-------- GIVEN RECORDS
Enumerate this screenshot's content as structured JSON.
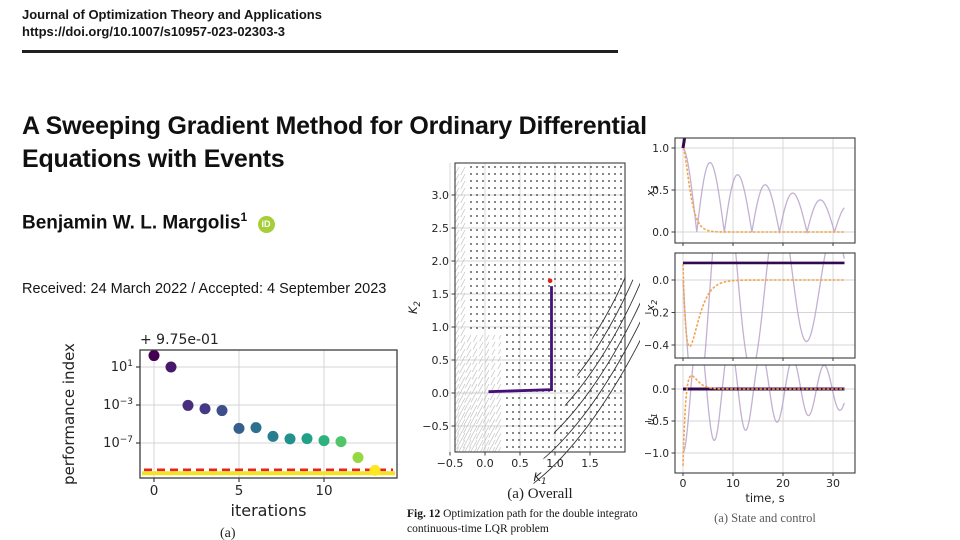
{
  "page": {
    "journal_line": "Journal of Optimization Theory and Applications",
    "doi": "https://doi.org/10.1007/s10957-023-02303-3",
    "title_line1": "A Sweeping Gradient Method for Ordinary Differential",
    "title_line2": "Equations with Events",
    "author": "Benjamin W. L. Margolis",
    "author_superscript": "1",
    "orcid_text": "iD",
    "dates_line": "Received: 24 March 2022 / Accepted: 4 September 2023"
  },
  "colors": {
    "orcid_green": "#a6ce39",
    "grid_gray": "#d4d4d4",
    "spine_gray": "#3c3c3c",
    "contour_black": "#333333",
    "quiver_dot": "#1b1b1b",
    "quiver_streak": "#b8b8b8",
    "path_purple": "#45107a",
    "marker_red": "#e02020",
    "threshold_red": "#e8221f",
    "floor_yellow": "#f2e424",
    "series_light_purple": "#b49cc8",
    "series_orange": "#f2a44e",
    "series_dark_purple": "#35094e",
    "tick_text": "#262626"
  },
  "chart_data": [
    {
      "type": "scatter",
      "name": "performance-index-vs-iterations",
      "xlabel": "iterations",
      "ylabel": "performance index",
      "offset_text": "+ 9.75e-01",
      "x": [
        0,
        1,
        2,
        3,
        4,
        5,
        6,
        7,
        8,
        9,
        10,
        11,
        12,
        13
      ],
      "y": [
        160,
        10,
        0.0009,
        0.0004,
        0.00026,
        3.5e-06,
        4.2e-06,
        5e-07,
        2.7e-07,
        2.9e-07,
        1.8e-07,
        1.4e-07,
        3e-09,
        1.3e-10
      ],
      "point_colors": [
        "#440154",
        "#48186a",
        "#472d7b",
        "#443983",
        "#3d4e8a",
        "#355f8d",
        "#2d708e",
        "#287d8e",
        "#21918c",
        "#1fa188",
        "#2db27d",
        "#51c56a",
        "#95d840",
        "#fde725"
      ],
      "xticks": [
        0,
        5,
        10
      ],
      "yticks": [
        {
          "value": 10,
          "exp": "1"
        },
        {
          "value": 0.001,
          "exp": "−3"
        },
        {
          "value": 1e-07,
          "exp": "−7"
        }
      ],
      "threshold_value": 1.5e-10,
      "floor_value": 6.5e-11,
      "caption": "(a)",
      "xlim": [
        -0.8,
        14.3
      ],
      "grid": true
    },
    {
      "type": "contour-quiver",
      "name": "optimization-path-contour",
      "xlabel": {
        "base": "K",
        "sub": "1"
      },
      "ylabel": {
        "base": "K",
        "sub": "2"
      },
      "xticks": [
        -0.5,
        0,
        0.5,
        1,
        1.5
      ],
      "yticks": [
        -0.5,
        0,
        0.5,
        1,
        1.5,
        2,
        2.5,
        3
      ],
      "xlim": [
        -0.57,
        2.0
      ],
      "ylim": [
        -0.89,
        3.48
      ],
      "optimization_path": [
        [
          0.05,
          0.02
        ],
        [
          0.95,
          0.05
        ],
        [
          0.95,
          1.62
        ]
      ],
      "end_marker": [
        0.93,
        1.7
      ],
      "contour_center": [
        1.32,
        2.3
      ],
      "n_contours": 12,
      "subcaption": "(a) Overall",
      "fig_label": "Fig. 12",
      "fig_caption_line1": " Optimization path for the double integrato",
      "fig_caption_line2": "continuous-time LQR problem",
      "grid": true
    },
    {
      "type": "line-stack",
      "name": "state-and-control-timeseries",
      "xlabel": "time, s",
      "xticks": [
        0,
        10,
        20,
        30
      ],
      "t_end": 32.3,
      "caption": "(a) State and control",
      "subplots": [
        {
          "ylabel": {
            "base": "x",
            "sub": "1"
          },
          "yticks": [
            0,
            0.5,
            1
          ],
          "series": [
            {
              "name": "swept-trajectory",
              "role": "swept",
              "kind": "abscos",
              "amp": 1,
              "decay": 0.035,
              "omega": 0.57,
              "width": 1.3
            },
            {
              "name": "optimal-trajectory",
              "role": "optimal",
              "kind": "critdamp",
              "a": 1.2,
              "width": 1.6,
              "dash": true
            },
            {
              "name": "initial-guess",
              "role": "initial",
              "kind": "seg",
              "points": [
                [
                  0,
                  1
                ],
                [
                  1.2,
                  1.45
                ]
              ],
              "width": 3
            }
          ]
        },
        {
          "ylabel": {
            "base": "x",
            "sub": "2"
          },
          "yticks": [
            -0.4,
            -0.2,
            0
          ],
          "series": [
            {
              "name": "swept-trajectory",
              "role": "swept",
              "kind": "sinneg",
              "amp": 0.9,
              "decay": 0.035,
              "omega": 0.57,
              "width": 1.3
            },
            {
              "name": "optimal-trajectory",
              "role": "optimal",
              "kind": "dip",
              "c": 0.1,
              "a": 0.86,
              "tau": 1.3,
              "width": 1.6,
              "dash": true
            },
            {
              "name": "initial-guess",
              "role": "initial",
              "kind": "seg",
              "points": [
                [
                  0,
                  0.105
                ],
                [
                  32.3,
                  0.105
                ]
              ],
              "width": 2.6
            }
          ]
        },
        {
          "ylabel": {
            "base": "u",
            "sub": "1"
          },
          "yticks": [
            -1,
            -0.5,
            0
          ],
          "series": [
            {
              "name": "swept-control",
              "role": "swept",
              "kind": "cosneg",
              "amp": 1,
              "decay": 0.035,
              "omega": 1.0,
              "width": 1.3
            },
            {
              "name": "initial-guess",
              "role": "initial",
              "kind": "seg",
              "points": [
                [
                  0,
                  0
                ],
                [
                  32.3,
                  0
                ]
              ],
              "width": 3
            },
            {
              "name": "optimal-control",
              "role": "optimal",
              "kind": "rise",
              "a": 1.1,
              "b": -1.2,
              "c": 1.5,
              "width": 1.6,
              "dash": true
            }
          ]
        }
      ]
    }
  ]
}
----------------
-------- GIVEN RECORDS
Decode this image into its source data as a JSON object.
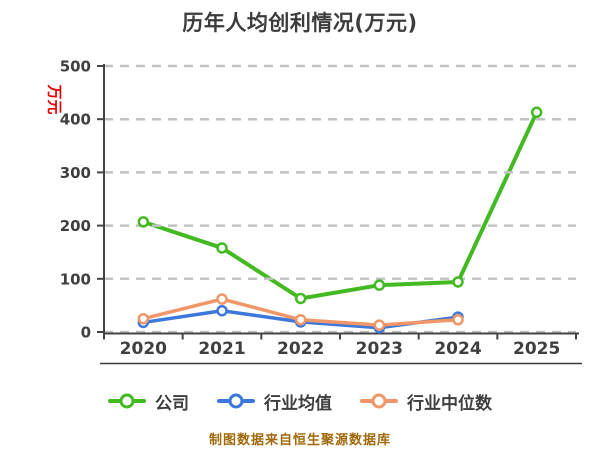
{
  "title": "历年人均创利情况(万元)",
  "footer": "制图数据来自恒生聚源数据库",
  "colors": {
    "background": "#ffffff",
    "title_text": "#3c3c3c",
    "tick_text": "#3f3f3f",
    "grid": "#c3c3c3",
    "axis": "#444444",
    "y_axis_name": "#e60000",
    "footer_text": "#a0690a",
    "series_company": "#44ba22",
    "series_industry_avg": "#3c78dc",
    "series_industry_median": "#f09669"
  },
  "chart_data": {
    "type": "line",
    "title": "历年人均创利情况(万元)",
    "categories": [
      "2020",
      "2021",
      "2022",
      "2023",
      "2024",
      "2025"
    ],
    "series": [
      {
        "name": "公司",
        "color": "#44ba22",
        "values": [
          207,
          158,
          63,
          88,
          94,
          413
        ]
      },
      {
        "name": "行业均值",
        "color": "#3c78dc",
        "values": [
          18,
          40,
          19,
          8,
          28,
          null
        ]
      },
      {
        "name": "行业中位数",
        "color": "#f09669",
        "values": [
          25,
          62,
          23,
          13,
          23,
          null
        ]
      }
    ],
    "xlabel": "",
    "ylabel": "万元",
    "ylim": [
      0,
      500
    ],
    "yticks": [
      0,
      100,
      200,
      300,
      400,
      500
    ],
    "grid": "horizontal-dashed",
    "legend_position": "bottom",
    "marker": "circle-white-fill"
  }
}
----------------
-------- GIVEN RECORDS
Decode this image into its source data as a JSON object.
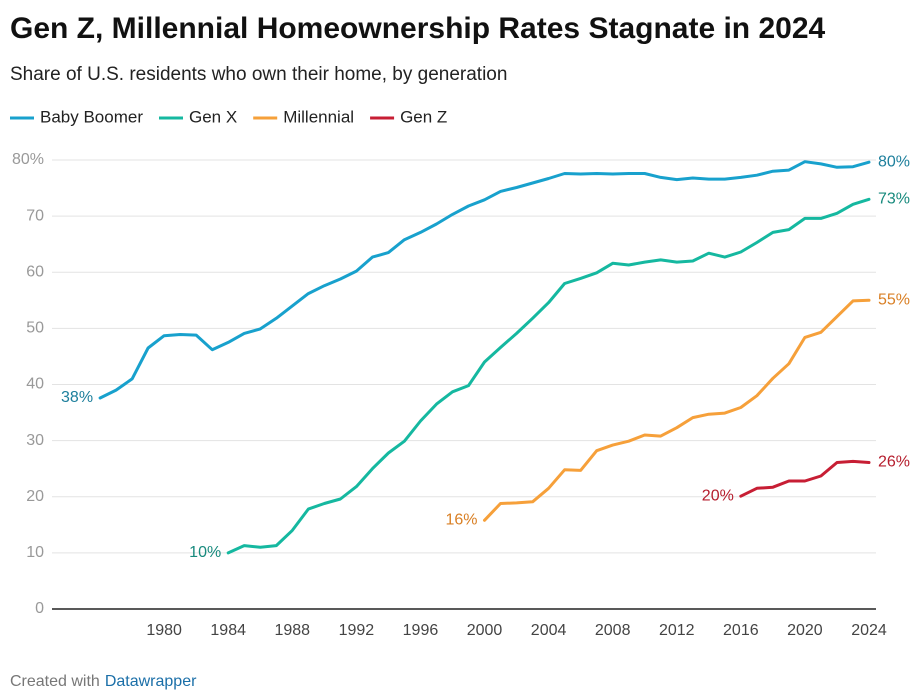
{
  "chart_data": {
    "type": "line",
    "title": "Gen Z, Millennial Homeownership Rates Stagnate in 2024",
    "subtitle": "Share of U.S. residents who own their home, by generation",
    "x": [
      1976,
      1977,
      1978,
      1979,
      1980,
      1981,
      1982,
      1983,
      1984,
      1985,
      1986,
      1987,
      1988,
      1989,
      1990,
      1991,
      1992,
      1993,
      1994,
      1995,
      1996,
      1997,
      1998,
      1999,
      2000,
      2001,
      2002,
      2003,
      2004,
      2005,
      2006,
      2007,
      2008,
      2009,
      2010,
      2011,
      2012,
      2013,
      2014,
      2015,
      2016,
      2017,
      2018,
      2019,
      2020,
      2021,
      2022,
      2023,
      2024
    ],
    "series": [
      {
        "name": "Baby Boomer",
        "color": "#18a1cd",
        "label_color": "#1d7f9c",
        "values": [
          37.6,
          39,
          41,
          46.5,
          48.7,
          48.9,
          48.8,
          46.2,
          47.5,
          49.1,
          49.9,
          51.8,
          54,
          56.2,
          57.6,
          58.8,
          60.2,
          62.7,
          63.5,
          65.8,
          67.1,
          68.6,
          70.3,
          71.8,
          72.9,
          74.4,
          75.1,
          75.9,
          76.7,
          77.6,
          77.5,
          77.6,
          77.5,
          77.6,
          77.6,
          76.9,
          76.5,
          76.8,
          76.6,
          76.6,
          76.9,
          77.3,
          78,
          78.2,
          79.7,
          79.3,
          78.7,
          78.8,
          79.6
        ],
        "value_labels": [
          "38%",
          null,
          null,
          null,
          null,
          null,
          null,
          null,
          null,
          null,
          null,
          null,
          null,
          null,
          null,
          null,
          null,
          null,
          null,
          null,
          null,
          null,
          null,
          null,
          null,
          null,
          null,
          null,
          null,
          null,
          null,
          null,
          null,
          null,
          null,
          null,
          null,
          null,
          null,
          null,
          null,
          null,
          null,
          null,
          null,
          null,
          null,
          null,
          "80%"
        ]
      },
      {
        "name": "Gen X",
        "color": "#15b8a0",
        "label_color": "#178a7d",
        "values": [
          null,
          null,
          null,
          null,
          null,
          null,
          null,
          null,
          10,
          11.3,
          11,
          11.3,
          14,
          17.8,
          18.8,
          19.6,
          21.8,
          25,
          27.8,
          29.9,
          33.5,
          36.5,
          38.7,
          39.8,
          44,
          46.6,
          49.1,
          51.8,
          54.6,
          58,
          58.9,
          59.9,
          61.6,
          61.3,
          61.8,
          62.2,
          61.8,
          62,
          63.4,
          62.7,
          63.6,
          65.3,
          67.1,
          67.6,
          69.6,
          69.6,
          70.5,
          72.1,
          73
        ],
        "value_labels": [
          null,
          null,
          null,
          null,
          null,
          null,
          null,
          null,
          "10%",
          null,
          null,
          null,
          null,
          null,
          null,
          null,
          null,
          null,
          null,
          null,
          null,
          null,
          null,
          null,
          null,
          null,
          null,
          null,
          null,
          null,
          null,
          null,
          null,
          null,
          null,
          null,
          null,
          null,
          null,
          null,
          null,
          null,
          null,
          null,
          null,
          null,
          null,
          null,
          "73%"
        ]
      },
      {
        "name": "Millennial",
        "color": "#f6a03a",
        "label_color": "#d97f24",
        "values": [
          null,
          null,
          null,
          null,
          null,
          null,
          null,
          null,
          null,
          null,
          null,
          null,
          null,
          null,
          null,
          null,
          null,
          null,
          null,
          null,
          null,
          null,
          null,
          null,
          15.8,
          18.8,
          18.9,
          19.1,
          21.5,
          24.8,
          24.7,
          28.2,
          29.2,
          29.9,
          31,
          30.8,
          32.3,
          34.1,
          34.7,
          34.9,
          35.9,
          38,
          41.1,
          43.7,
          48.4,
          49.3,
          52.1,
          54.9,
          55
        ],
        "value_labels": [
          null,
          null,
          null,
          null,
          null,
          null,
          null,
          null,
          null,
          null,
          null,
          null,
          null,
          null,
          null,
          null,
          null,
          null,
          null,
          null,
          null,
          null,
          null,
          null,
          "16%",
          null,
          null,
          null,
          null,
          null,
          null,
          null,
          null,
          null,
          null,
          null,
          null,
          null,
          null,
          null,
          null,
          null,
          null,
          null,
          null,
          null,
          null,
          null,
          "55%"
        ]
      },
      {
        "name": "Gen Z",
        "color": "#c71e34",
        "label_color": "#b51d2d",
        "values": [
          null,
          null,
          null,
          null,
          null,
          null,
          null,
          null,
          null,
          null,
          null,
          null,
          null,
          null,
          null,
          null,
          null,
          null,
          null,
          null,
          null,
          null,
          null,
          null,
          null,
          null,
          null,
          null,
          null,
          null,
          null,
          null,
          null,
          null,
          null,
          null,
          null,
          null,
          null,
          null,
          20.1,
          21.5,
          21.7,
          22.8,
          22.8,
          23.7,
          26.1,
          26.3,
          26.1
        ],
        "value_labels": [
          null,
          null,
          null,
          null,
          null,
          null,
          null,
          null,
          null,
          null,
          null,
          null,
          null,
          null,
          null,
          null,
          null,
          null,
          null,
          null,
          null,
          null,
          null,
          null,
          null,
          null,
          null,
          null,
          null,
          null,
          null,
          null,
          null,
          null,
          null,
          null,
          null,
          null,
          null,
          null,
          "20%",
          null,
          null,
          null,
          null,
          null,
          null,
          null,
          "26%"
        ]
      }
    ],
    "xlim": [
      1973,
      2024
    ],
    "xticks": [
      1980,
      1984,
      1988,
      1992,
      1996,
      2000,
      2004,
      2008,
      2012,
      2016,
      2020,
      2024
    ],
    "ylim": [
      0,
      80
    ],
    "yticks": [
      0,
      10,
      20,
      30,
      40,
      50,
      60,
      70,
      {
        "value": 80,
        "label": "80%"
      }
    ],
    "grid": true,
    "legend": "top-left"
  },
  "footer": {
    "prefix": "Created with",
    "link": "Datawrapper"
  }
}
----------------
> [THE TASK] Look through the data and show every line containing "with".

> [WRITTEN ANSWER]
    "title_line2": "Equations with Events",
    "prefix": "Created with",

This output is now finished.